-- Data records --
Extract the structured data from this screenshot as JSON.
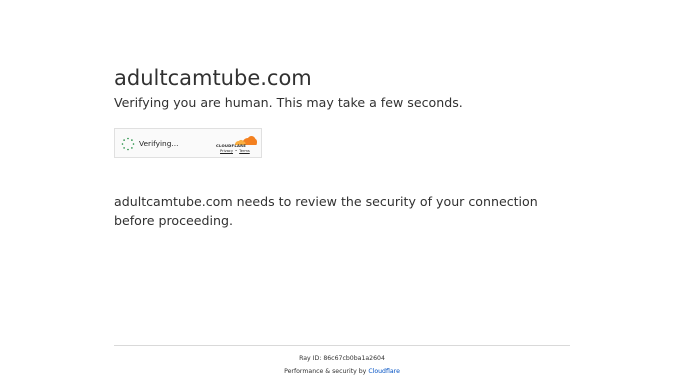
{
  "header": {
    "domain": "adultcamtube.com",
    "subtitle": "Verifying you are human. This may take a few seconds."
  },
  "challenge_widget": {
    "status_text": "Verifying...",
    "brand": "CLOUDFLARE",
    "privacy_label": "Privacy",
    "separator": "•",
    "terms_label": "Terms",
    "brand_color": "#f38020",
    "spinner_icon": "loading-spinner-icon"
  },
  "notice": {
    "text": "adultcamtube.com needs to review the security of your connection before proceeding."
  },
  "footer": {
    "ray_label": "Ray ID:",
    "ray_id": "86c67cb0ba1a2604",
    "perf_label": "Performance & security by",
    "perf_link": "Cloudflare",
    "link_color": "#0051c3"
  }
}
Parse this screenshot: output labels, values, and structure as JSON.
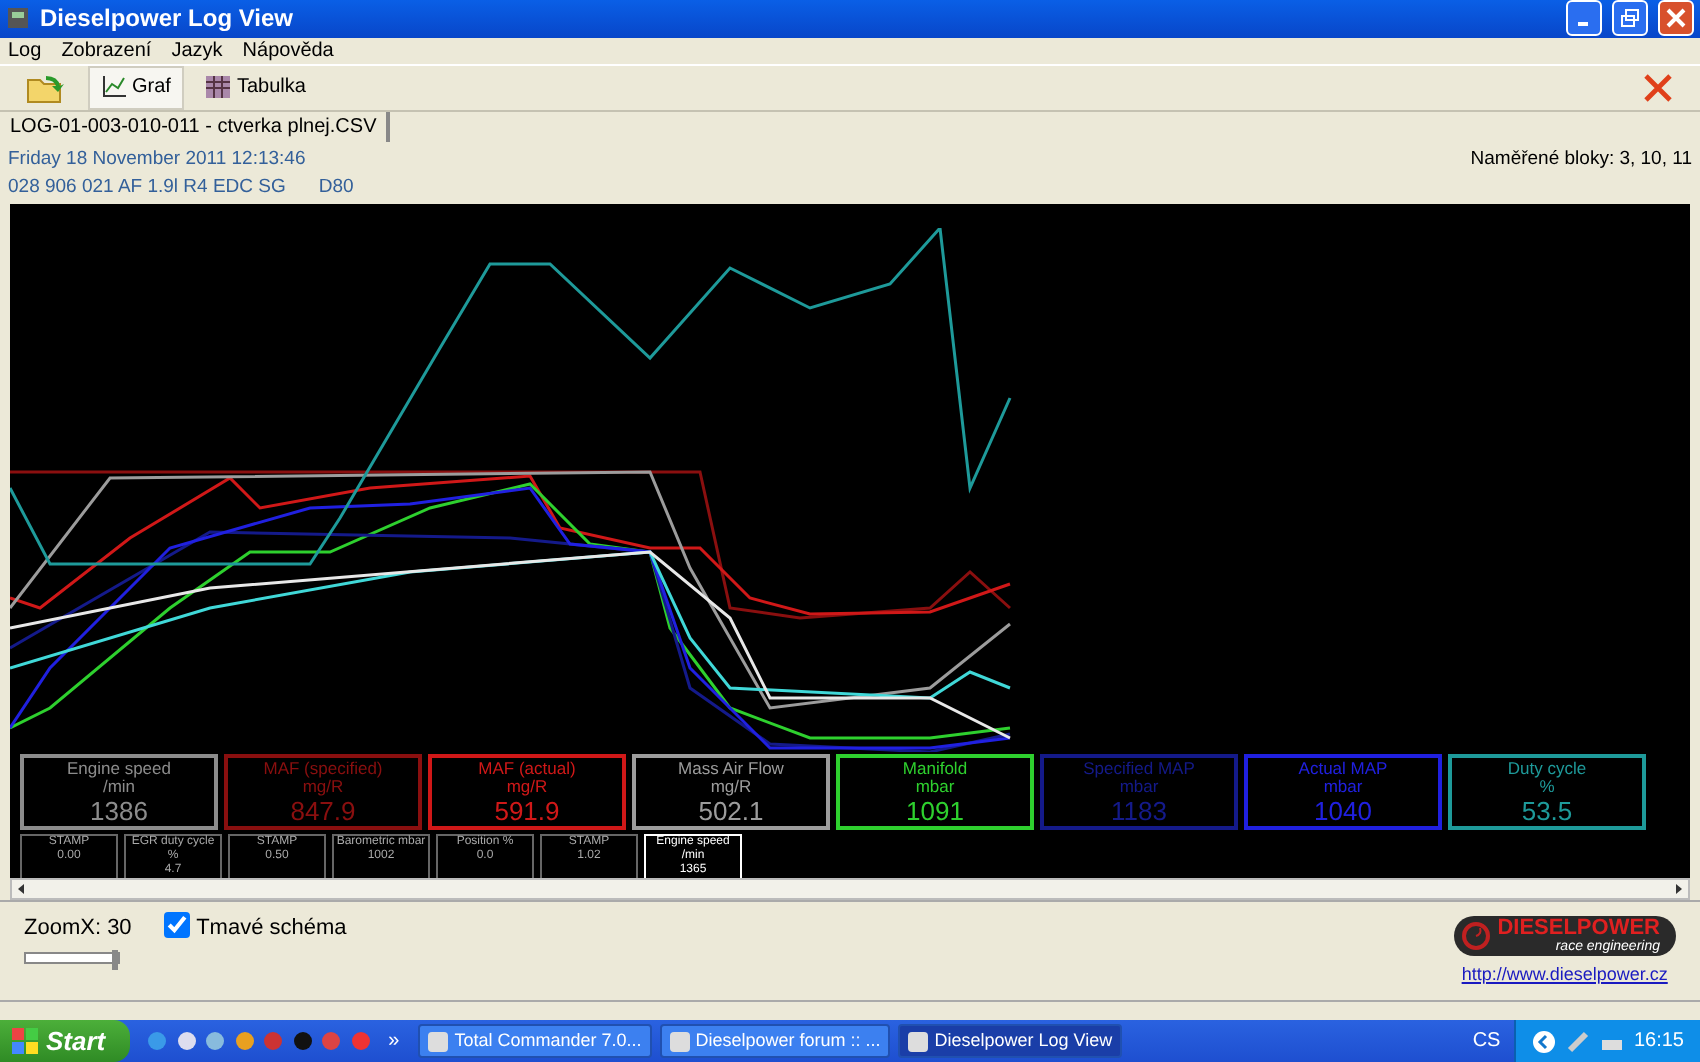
{
  "window": {
    "title": "Dieselpower Log View"
  },
  "menu": [
    "Log",
    "Zobrazení",
    "Jazyk",
    "Nápověda"
  ],
  "toolbar": [
    {
      "label": "Graf",
      "selected": true
    },
    {
      "label": "Tabulka",
      "selected": false
    }
  ],
  "document_tab": "LOG-01-003-010-011 - ctverka plnej.CSV",
  "info": {
    "date": "Friday 18 November 2011 12:13:46",
    "engine": "028 906 021 AF  1.9l R4 EDC SG",
    "code": "D80",
    "blocks": "Naměřené bloky: 3, 10, 11"
  },
  "gauges": [
    {
      "title": "Engine speed",
      "unit": "/min",
      "value": "1386",
      "color": "#8c8c8c"
    },
    {
      "title": "MAF (specified)",
      "unit": "mg/R",
      "value": "847.9",
      "color": "#8a0f0f"
    },
    {
      "title": "MAF (actual)",
      "unit": "mg/R",
      "value": "591.9",
      "color": "#d01818"
    },
    {
      "title": "Mass Air Flow",
      "unit": "mg/R",
      "value": "502.1",
      "color": "#9c9c9c"
    },
    {
      "title": "Manifold",
      "unit": "mbar",
      "value": "1091",
      "color": "#2ed02e"
    },
    {
      "title": "Specified MAP",
      "unit": "mbar",
      "value": "1183",
      "color": "#141a8a"
    },
    {
      "title": "Actual MAP",
      "unit": "mbar",
      "value": "1040",
      "color": "#2020e0"
    },
    {
      "title": "Duty cycle",
      "unit": "%",
      "value": "53.5",
      "color": "#1e9a9a"
    }
  ],
  "stamps": [
    {
      "label": "STAMP",
      "value": "0.00",
      "selected": false
    },
    {
      "label": "EGR duty cycle %",
      "value": "4.7",
      "selected": false
    },
    {
      "label": "STAMP",
      "value": "0.50",
      "selected": false
    },
    {
      "label": "Barometric mbar",
      "value": "1002",
      "selected": false
    },
    {
      "label": "Position %",
      "value": "0.0",
      "selected": false
    },
    {
      "label": "STAMP",
      "value": "1.02",
      "selected": false
    },
    {
      "label": "Engine speed /min",
      "value": "1365",
      "selected": true
    }
  ],
  "zoom": {
    "label": "ZoomX: 30",
    "level": 1
  },
  "dark_scheme": {
    "label": "Tmavé schéma",
    "checked": true
  },
  "logo": {
    "name": "DIESELPOWER",
    "tagline": "race engineering"
  },
  "website": "http://www.dieselpower.cz",
  "taskbar": {
    "start": "Start",
    "more": "»",
    "tasks": [
      {
        "label": "Total Commander 7.0...",
        "selected": false
      },
      {
        "label": "Dieselpower forum :: ...",
        "selected": false
      },
      {
        "label": "Dieselpower Log View",
        "selected": true
      }
    ],
    "language": "CS",
    "time": "16:15"
  }
}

-- What is asked --
Repeat each entry exactly. Pictures do not belong in the copy.

-- Task answer --
Extract the structured data from this screenshot as JSON.
{
  "header": {
    "domain": "adultcamtube.com",
    "subtitle": "Verifying you are human. This may take a few seconds."
  },
  "challenge_widget": {
    "status_text": "Verifying...",
    "brand": "CLOUDFLARE",
    "privacy_label": "Privacy",
    "separator": "•",
    "terms_label": "Terms",
    "brand_color": "#f38020",
    "spinner_icon": "loading-spinner-icon"
  },
  "notice": {
    "text": "adultcamtube.com needs to review the security of your connection before proceeding."
  },
  "footer": {
    "ray_label": "Ray ID:",
    "ray_id": "86c67cb0ba1a2604",
    "perf_label": "Performance & security by",
    "perf_link": "Cloudflare",
    "link_color": "#0051c3"
  }
}
Parse this screenshot: output labels, values, and structure as JSON.
{
  "window": {
    "title": "Dieselpower Log View"
  },
  "menu": [
    "Log",
    "Zobrazení",
    "Jazyk",
    "Nápověda"
  ],
  "toolbar": [
    {
      "label": "Graf",
      "selected": true
    },
    {
      "label": "Tabulka",
      "selected": false
    }
  ],
  "document_tab": "LOG-01-003-010-011 - ctverka plnej.CSV",
  "info": {
    "date": "Friday 18 November 2011 12:13:46",
    "engine": "028 906 021 AF  1.9l R4 EDC SG",
    "code": "D80",
    "blocks": "Naměřené bloky: 3, 10, 11"
  },
  "gauges": [
    {
      "title": "Engine speed",
      "unit": "/min",
      "value": "1386",
      "color": "#8c8c8c"
    },
    {
      "title": "MAF (specified)",
      "unit": "mg/R",
      "value": "847.9",
      "color": "#8a0f0f"
    },
    {
      "title": "MAF (actual)",
      "unit": "mg/R",
      "value": "591.9",
      "color": "#d01818"
    },
    {
      "title": "Mass Air Flow",
      "unit": "mg/R",
      "value": "502.1",
      "color": "#9c9c9c"
    },
    {
      "title": "Manifold",
      "unit": "mbar",
      "value": "1091",
      "color": "#2ed02e"
    },
    {
      "title": "Specified MAP",
      "unit": "mbar",
      "value": "1183",
      "color": "#141a8a"
    },
    {
      "title": "Actual MAP",
      "unit": "mbar",
      "value": "1040",
      "color": "#2020e0"
    },
    {
      "title": "Duty cycle",
      "unit": "%",
      "value": "53.5",
      "color": "#1e9a9a"
    }
  ],
  "stamps": [
    {
      "label": "STAMP",
      "value": "0.00",
      "selected": false
    },
    {
      "label": "EGR duty cycle %",
      "value": "4.7",
      "selected": false
    },
    {
      "label": "STAMP",
      "value": "0.50",
      "selected": false
    },
    {
      "label": "Barometric mbar",
      "value": "1002",
      "selected": false
    },
    {
      "label": "Position %",
      "value": "0.0",
      "selected": false
    },
    {
      "label": "STAMP",
      "value": "1.02",
      "selected": false
    },
    {
      "label": "Engine speed /min",
      "value": "1365",
      "selected": true
    }
  ],
  "zoom": {
    "label": "ZoomX: 30",
    "level": 1
  },
  "dark_scheme": {
    "label": "Tmavé schéma",
    "checked": true
  },
  "logo": {
    "name": "DIESELPOWER",
    "tagline": "race engineering"
  },
  "website": "http://www.dieselpower.cz",
  "taskbar": {
    "start": "Start",
    "more": "»",
    "tasks": [
      {
        "label": "Total Commander 7.0...",
        "selected": false
      },
      {
        "label": "Dieselpower forum :: ...",
        "selected": false
      },
      {
        "label": "Dieselpower Log View",
        "selected": true
      }
    ],
    "language": "CS",
    "time": "16:15"
  }
}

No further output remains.